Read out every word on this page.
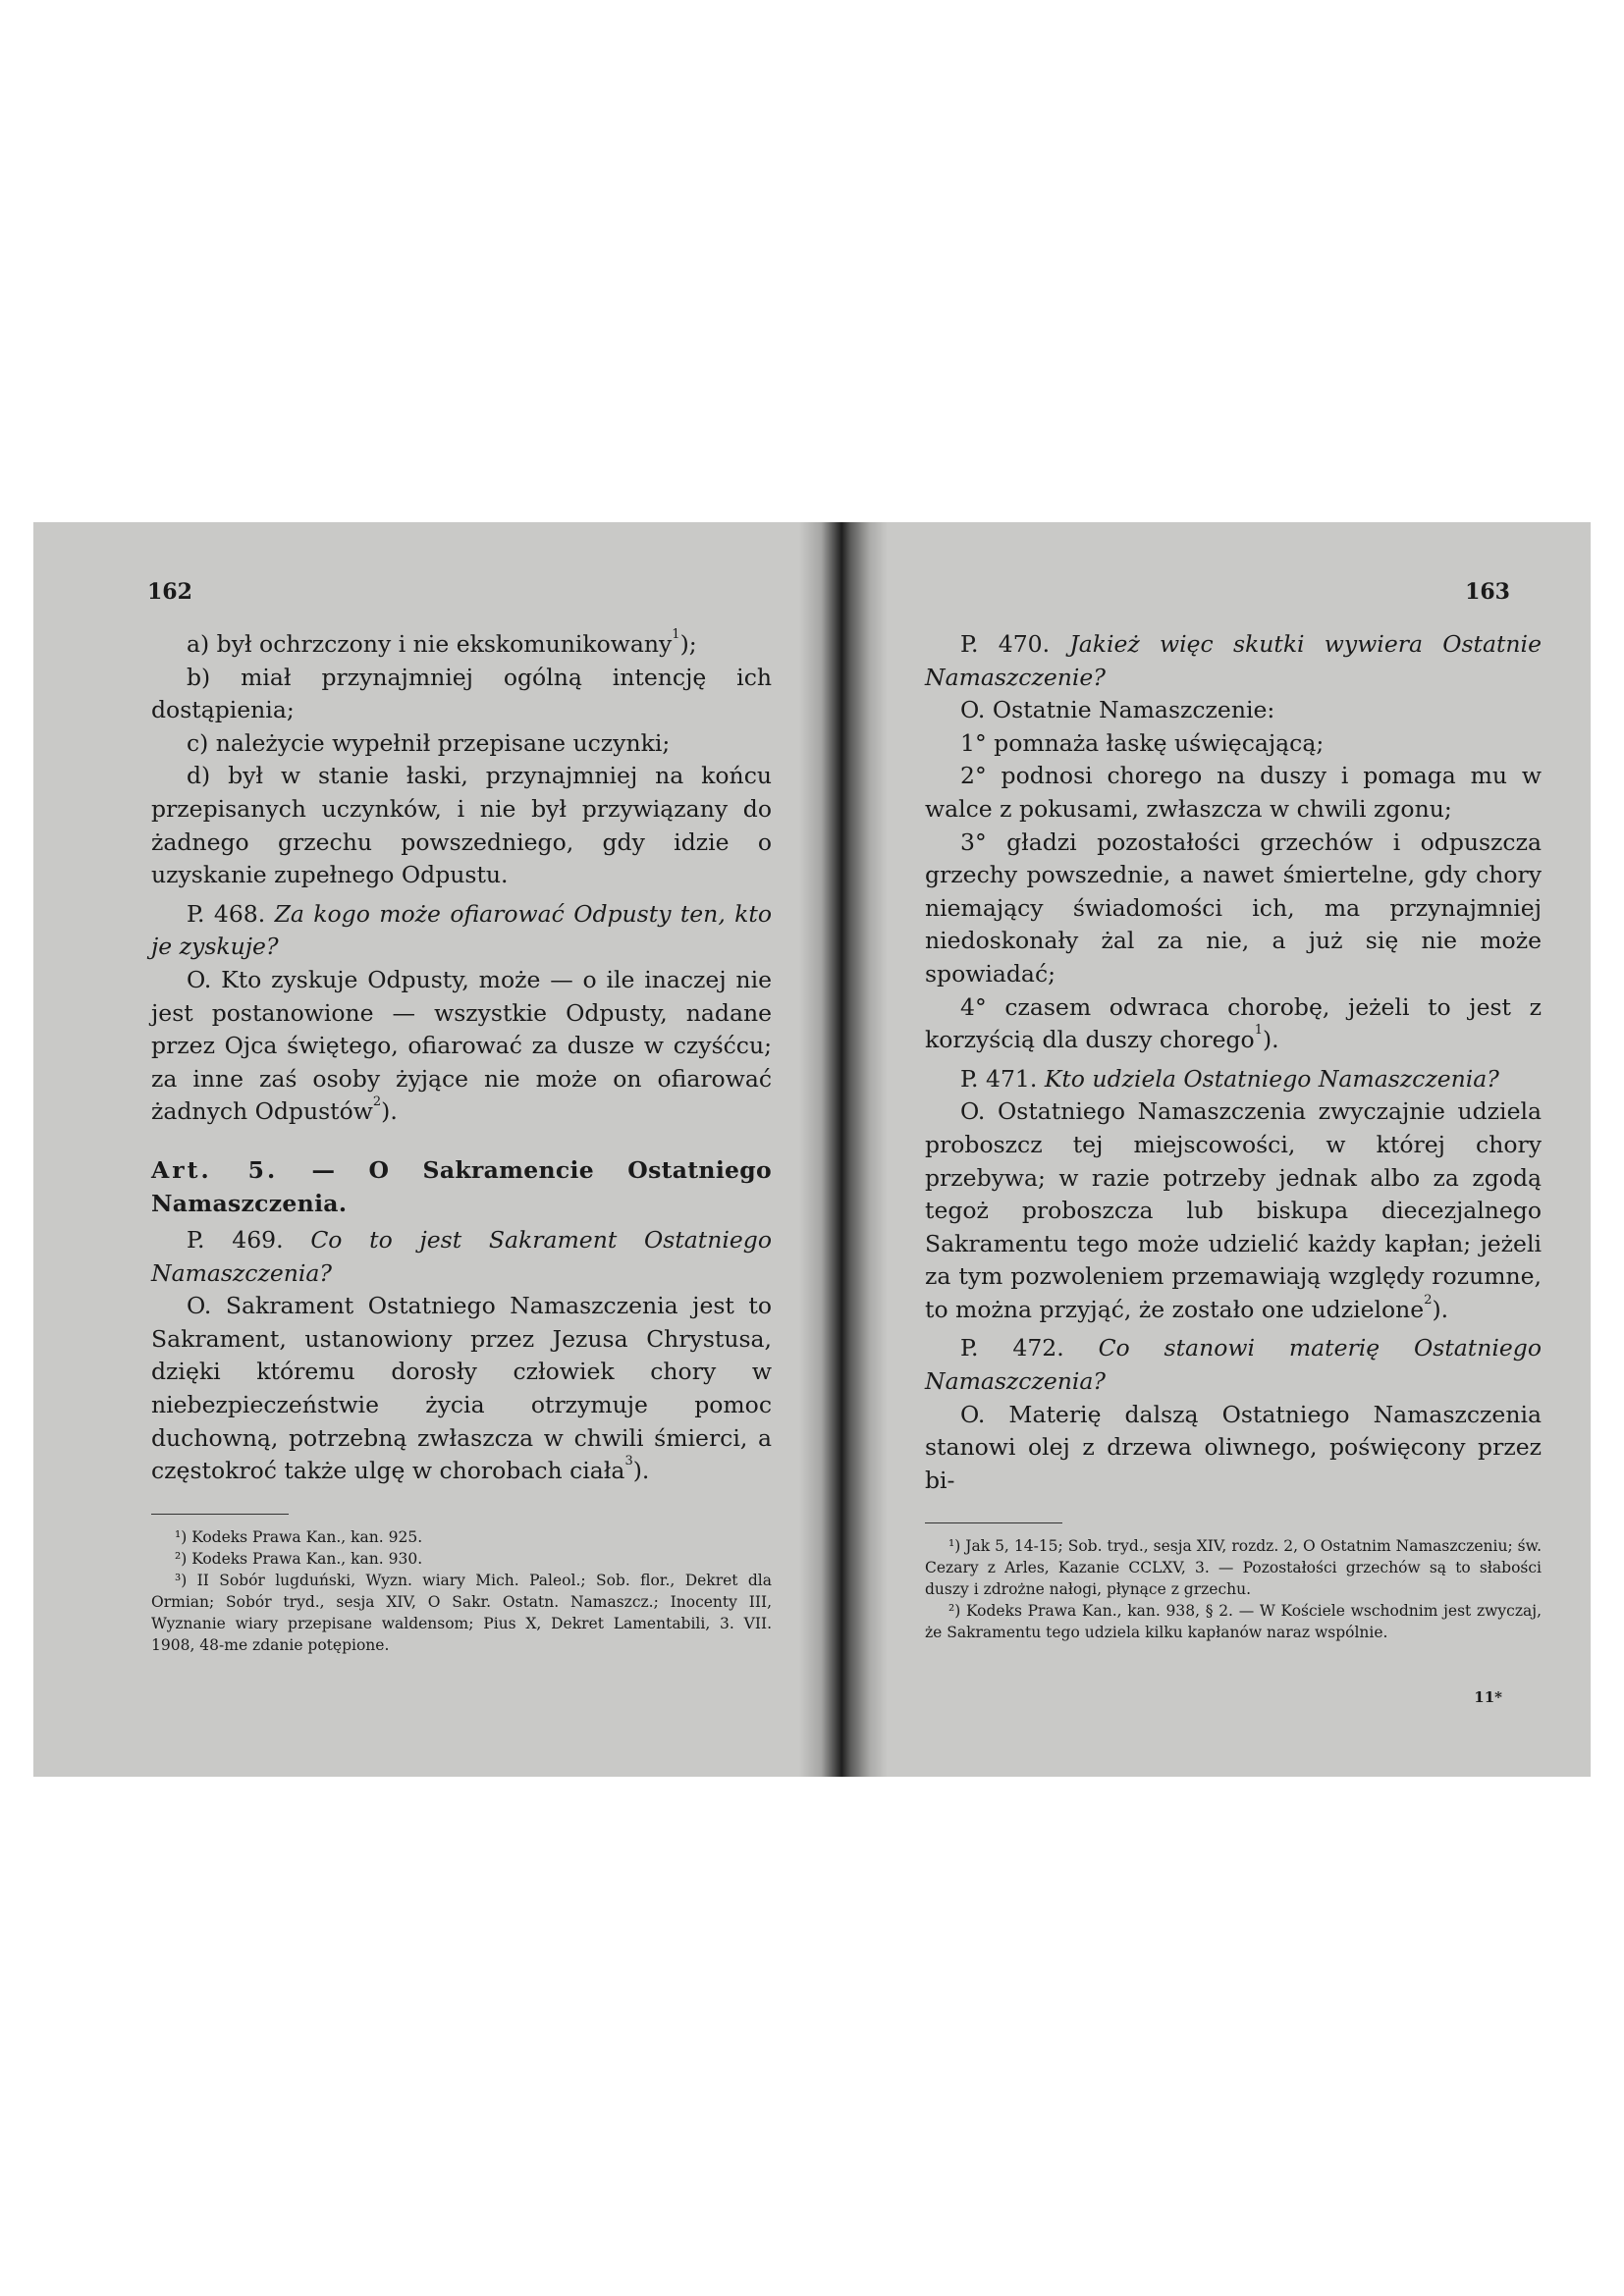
162

a) był ochrzczony i nie ekskomunikowany$^1$);

b) miał przynajmniej ogólną intencję ich dostąpienia;

c) należycie wypełnił przepisane uczynki;

d) był w stanie łaski, przynajmniej na końcu przepisanych uczynków, i nie był przywiązany do żadnego grzechu powszedniego, gdy idzie o uzyskanie zupełnego Odpustu.

P. 468. Za kogo może ofiarować Odpusty ten, kto je zyskuje?

O. Kto zyskuje Odpusty, może — o ile inaczej nie jest postanowione — wszystkie Odpusty, nadane przez Ojca świętego, ofiarować za dusze w czyśćcu; za inne zaś osoby żyjące nie może on ofiarować żadnych Odpustów$^2$).

Art. 5. — O Sakramencie Ostatniego Namaszczenia.

P. 469. Co to jest Sakrament Ostatniego Namaszczenia?

O. Sakrament Ostatniego Namaszczenia jest to Sakrament, ustanowiony przez Jezusa Chrystusa, dzięki któremu dorosły człowiek chory w niebezpieczeństwie życia otrzymuje pomoc duchowną, potrzebną zwłaszcza w chwili śmierci, a częstokroć także ulgę w chorobach ciała$^3$).

¹) Kodeks Prawa Kan., kan. 925.

²) Kodeks Prawa Kan., kan. 930.

³) II Sobór lugduński, Wyzn. wiary Mich. Paleol.; Sob. flor., Dekret dla Ormian; Sobór tryd., sesja XIV, O Sakr. Ostatn. Namaszcz.; Inocenty III, Wyznanie wiary przepisane waldensom; Pius X, Dekret Lamentabili, 3. VII. 1908, 48-me zdanie potępione.

163

P. 470. Jakież więc skutki wywiera Ostatnie Namaszczenie?

O. Ostatnie Namaszczenie:

1° pomnaża łaskę uświęcającą;

2° podnosi chorego na duszy i pomaga mu w walce z pokusami, zwłaszcza w chwili zgonu;

3° gładzi pozostałości grzechów i odpuszcza grzechy powszednie, a nawet śmiertelne, gdy chory niemający świadomości ich, ma przynajmniej niedoskonały żal za nie, a już się nie może spowiadać;

4° czasem odwraca chorobę, jeżeli to jest z korzyścią dla duszy chorego$^1$).

P. 471. Kto udziela Ostatniego Namaszczenia?

O. Ostatniego Namaszczenia zwyczajnie udziela proboszcz tej miejscowości, w której chory przebywa; w razie potrzeby jednak albo za zgodą tegoż proboszcza lub biskupa diecezjalnego Sakramentu tego może udzielić każdy kapłan; jeżeli za tym pozwoleniem przemawiają względy rozumne, to można przyjąć, że zostało one udzielone$^2$).

P. 472. Co stanowi materię Ostatniego Namaszczenia?

O. Materię dalszą Ostatniego Namaszczenia stanowi olej z drzewa oliwnego, poświęcony przez bi-

¹) Jak 5, 14-15; Sob. tryd., sesja XIV, rozdz. 2, O Ostatnim Namaszczeniu; św. Cezary z Arles, Kazanie CCLXV, 3. — Pozostałości grzechów są to słabości duszy i zdrożne nałogi, płynące z grzechu.

²) Kodeks Prawa Kan., kan. 938, § 2. — W Kościele wschodnim jest zwyczaj, że Sakramentu tego udziela kilku kapłanów naraz wspólnie.

11*
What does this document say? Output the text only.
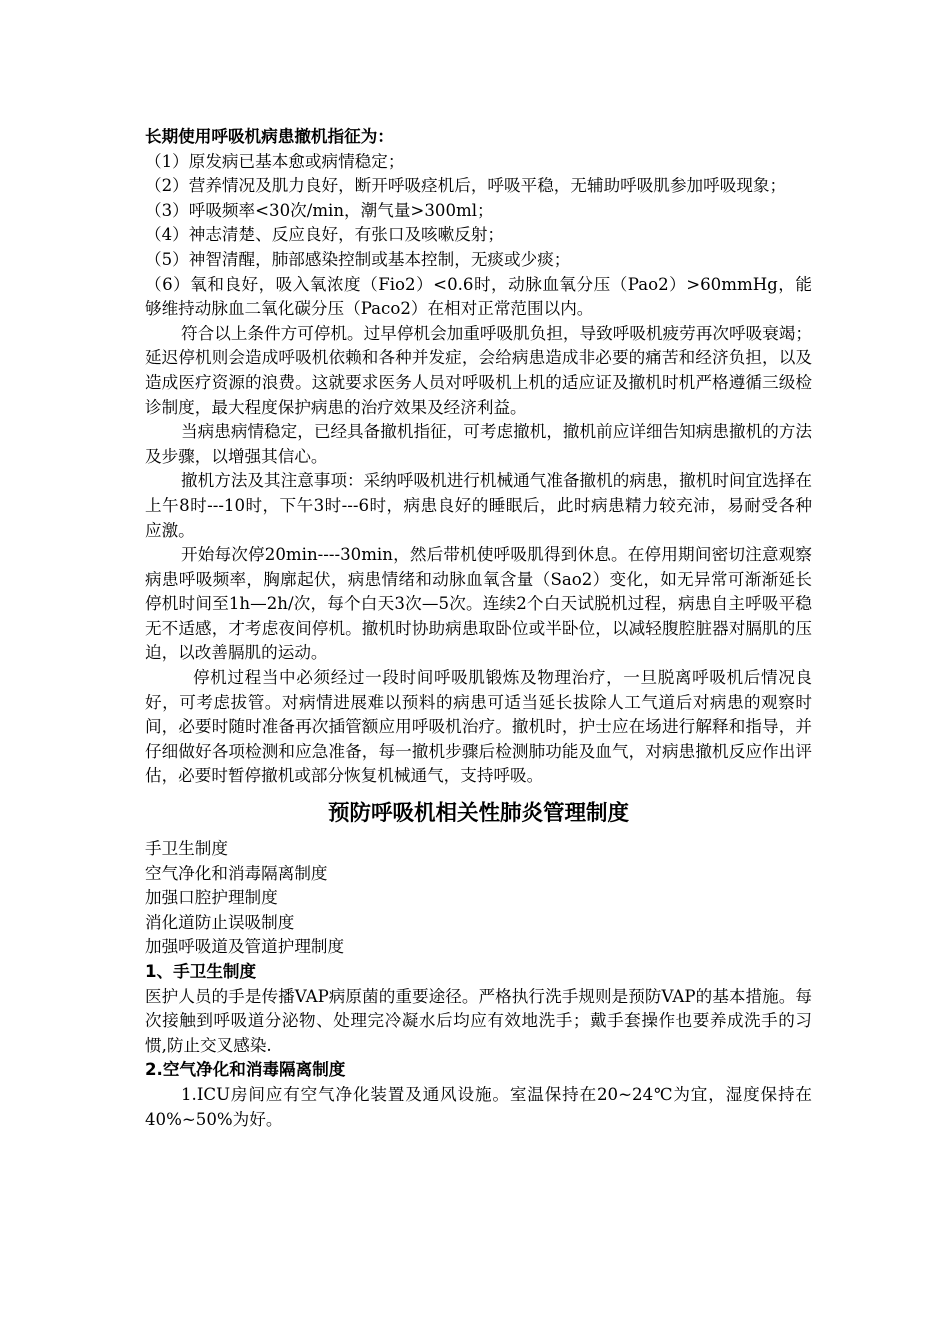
长期使用呼吸机病患撤机指征为：

（1）原发病已基本愈或病情稳定；

（2）营养情况及肌力良好，断开呼吸痉机后，呼吸平稳，无辅助呼吸肌参加呼吸现象；

（3）呼吸频率<30次/min，潮气量>300ml；

（4）神志清楚、反应良好，有张口及咳嗽反射；

（5）神智清醒，肺部感染控制或基本控制，无痰或少痰；

（6）氧和良好，吸入氧浓度（Fio2）<0.6时，动脉血氧分压（Pao2）>60mmHg，能够维持动脉血二氧化碳分压（Paco2）在相对正常范围以内。

符合以上条件方可停机。过早停机会加重呼吸肌负担，导致呼吸机疲劳再次呼吸衰竭；延迟停机则会造成呼吸机依赖和各种并发症，会给病患造成非必要的痛苦和经济负担，以及造成医疗资源的浪费。这就要求医务人员对呼吸机上机的适应证及撤机时机严格遵循三级检诊制度，最大程度保护病患的治疗效果及经济利益。

当病患病情稳定，已经具备撤机指征，可考虑撤机，撤机前应详细告知病患撤机的方法及步骤，以增强其信心。

撤机方法及其注意事项：采纳呼吸机进行机械通气准备撤机的病患，撤机时间宜选择在上午8时---10时，下午3时---6时，病患良好的睡眠后，此时病患精力较充沛，易耐受各种应激。

开始每次停20min----30min，然后带机使呼吸肌得到休息。在停用期间密切注意观察病患呼吸频率，胸廓起伏，病患情绪和动脉血氧含量（Sao2）变化，如无异常可渐渐延长停机时间至1h—2h/次，每个白天3次—5次。连续2个白天试脱机过程，病患自主呼吸平稳无不适感，才考虑夜间停机。撤机时协助病患取卧位或半卧位，以减轻腹腔脏器对膈肌的压迫，以改善膈肌的运动。

停机过程当中必须经过一段时间呼吸肌锻炼及物理治疗，一旦脱离呼吸机后情况良好，可考虑拔管。对病情进展难以预料的病患可适当延长拔除人工气道后对病患的观察时间，必要时随时准备再次插管额应用呼吸机治疗。撤机时，护士应在场进行解释和指导，并仔细做好各项检测和应急准备，每一撤机步骤后检测肺功能及血气，对病患撤机反应作出评估，必要时暂停撤机或部分恢复机械通气，支持呼吸。

预防呼吸机相关性肺炎管理制度
手卫生制度
空气净化和消毒隔离制度
加强口腔护理制度
消化道防止误吸制度
加强呼吸道及管道护理制度

1、手卫生制度

医护人员的手是传播VAP病原菌的重要途径。严格执行洗手规则是预防VAP的基本措施。每次接触到呼吸道分泌物、处理完冷凝水后均应有效地洗手；戴手套操作也要养成洗手的习惯,防止交叉感染.

2.空气净化和消毒隔离制度

1.ICU房间应有空气净化装置及通风设施。室温保持在20~24℃为宜，湿度保持在40%~50%为好。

..........

▶ [What you are asked to do]
Reproduce every line above as written, skipping pictures.

▶ [Output below]
Read out every word on this page.
162

a) był ochrzczony i nie ekskomunikowany$^1$);

b) miał przynajmniej ogólną intencję ich dostąpienia;

c) należycie wypełnił przepisane uczynki;

d) był w stanie łaski, przynajmniej na końcu przepisanych uczynków, i nie był przywiązany do żadnego grzechu powszedniego, gdy idzie o uzyskanie zupełnego Odpustu.

P. 468. Za kogo może ofiarować Odpusty ten, kto je zyskuje?

O. Kto zyskuje Odpusty, może — o ile inaczej nie jest postanowione — wszystkie Odpusty, nadane przez Ojca świętego, ofiarować za dusze w czyśćcu; za inne zaś osoby żyjące nie może on ofiarować żadnych Odpustów$^2$).

Art. 5. — O Sakramencie Ostatniego Namaszczenia.

P. 469. Co to jest Sakrament Ostatniego Namaszczenia?

O. Sakrament Ostatniego Namaszczenia jest to Sakrament, ustanowiony przez Jezusa Chrystusa, dzięki któremu dorosły człowiek chory w niebezpieczeństwie życia otrzymuje pomoc duchowną, potrzebną zwłaszcza w chwili śmierci, a częstokroć także ulgę w chorobach ciała$^3$).

¹) Kodeks Prawa Kan., kan. 925.

²) Kodeks Prawa Kan., kan. 930.

³) II Sobór lugduński, Wyzn. wiary Mich. Paleol.; Sob. flor., Dekret dla Ormian; Sobór tryd., sesja XIV, O Sakr. Ostatn. Namaszcz.; Inocenty III, Wyznanie wiary przepisane waldensom; Pius X, Dekret Lamentabili, 3. VII. 1908, 48-me zdanie potępione.

163

P. 470. Jakież więc skutki wywiera Ostatnie Namaszczenie?

O. Ostatnie Namaszczenie:

1° pomnaża łaskę uświęcającą;

2° podnosi chorego na duszy i pomaga mu w walce z pokusami, zwłaszcza w chwili zgonu;

3° gładzi pozostałości grzechów i odpuszcza grzechy powszednie, a nawet śmiertelne, gdy chory niemający świadomości ich, ma przynajmniej niedoskonały żal za nie, a już się nie może spowiadać;

4° czasem odwraca chorobę, jeżeli to jest z korzyścią dla duszy chorego$^1$).

P. 471. Kto udziela Ostatniego Namaszczenia?

O. Ostatniego Namaszczenia zwyczajnie udziela proboszcz tej miejscowości, w której chory przebywa; w razie potrzeby jednak albo za zgodą tegoż proboszcza lub biskupa diecezjalnego Sakramentu tego może udzielić każdy kapłan; jeżeli za tym pozwoleniem przemawiają względy rozumne, to można przyjąć, że zostało one udzielone$^2$).

P. 472. Co stanowi materię Ostatniego Namaszczenia?

O. Materię dalszą Ostatniego Namaszczenia stanowi olej z drzewa oliwnego, poświęcony przez bi-

¹) Jak 5, 14-15; Sob. tryd., sesja XIV, rozdz. 2, O Ostatnim Namaszczeniu; św. Cezary z Arles, Kazanie CCLXV, 3. — Pozostałości grzechów są to słabości duszy i zdrożne nałogi, płynące z grzechu.

²) Kodeks Prawa Kan., kan. 938, § 2. — W Kościele wschodnim jest zwyczaj, że Sakramentu tego udziela kilku kapłanów naraz wspólnie.

11*
What does this document say? Output the text only.
长期使用呼吸机病患撤机指征为：

（1）原发病已基本愈或病情稳定；

（2）营养情况及肌力良好，断开呼吸痉机后，呼吸平稳，无辅助呼吸肌参加呼吸现象；

（3）呼吸频率<30次/min，潮气量>300ml；

（4）神志清楚、反应良好，有张口及咳嗽反射；

（5）神智清醒，肺部感染控制或基本控制，无痰或少痰；

（6）氧和良好，吸入氧浓度（Fio2）<0.6时，动脉血氧分压（Pao2）>60mmHg，能够维持动脉血二氧化碳分压（Paco2）在相对正常范围以内。

符合以上条件方可停机。过早停机会加重呼吸肌负担，导致呼吸机疲劳再次呼吸衰竭；延迟停机则会造成呼吸机依赖和各种并发症，会给病患造成非必要的痛苦和经济负担，以及造成医疗资源的浪费。这就要求医务人员对呼吸机上机的适应证及撤机时机严格遵循三级检诊制度，最大程度保护病患的治疗效果及经济利益。

当病患病情稳定，已经具备撤机指征，可考虑撤机，撤机前应详细告知病患撤机的方法及步骤，以增强其信心。

撤机方法及其注意事项：采纳呼吸机进行机械通气准备撤机的病患，撤机时间宜选择在上午8时---10时，下午3时---6时，病患良好的睡眠后，此时病患精力较充沛，易耐受各种应激。

开始每次停20min----30min，然后带机使呼吸肌得到休息。在停用期间密切注意观察病患呼吸频率，胸廓起伏，病患情绪和动脉血氧含量（Sao2）变化，如无异常可渐渐延长停机时间至1h—2h/次，每个白天3次—5次。连续2个白天试脱机过程，病患自主呼吸平稳无不适感，才考虑夜间停机。撤机时协助病患取卧位或半卧位，以减轻腹腔脏器对膈肌的压迫，以改善膈肌的运动。

停机过程当中必须经过一段时间呼吸肌锻炼及物理治疗，一旦脱离呼吸机后情况良好，可考虑拔管。对病情进展难以预料的病患可适当延长拔除人工气道后对病患的观察时间，必要时随时准备再次插管额应用呼吸机治疗。撤机时，护士应在场进行解释和指导，并仔细做好各项检测和应急准备，每一撤机步骤后检测肺功能及血气，对病患撤机反应作出评估，必要时暂停撤机或部分恢复机械通气，支持呼吸。

预防呼吸机相关性肺炎管理制度
手卫生制度
空气净化和消毒隔离制度
加强口腔护理制度
消化道防止误吸制度
加强呼吸道及管道护理制度

1、手卫生制度

医护人员的手是传播VAP病原菌的重要途径。严格执行洗手规则是预防VAP的基本措施。每次接触到呼吸道分泌物、处理完冷凝水后均应有效地洗手；戴手套操作也要养成洗手的习惯,防止交叉感染.

2.空气净化和消毒隔离制度

1.ICU房间应有空气净化装置及通风设施。室温保持在20~24℃为宜，湿度保持在40%~50%为好。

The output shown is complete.